Written request
Return the count of lines with the string "series" in them, and nothing else.

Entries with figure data
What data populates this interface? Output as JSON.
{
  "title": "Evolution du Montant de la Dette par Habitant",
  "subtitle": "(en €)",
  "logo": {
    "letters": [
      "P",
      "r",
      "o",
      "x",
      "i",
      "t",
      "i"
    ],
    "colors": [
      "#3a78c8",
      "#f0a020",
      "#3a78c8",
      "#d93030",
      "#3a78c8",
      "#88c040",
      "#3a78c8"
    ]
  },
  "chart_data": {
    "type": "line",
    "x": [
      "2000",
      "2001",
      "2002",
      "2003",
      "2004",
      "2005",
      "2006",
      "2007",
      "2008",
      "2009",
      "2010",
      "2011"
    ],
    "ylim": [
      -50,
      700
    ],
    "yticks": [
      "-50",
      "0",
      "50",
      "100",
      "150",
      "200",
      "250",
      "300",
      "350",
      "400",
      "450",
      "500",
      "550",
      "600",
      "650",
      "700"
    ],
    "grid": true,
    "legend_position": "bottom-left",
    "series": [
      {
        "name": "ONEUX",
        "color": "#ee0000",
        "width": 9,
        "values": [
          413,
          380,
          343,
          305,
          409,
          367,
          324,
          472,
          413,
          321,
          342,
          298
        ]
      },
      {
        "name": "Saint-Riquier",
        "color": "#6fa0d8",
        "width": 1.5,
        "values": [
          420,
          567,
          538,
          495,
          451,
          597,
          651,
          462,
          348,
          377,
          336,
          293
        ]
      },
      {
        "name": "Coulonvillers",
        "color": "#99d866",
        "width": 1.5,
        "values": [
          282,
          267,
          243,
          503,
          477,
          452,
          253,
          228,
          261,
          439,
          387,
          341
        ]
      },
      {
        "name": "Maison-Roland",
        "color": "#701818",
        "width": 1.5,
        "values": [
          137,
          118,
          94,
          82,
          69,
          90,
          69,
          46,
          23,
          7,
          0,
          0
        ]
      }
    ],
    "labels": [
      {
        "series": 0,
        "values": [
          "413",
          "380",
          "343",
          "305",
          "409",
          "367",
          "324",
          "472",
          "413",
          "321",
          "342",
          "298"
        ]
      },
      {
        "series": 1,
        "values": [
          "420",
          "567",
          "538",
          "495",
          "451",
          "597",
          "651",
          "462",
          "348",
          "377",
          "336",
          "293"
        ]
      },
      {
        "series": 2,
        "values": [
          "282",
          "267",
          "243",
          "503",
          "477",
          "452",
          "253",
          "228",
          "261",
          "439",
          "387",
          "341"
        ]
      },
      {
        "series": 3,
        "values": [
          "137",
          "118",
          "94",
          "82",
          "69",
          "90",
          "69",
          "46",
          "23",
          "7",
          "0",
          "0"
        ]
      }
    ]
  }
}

Finished exercise
5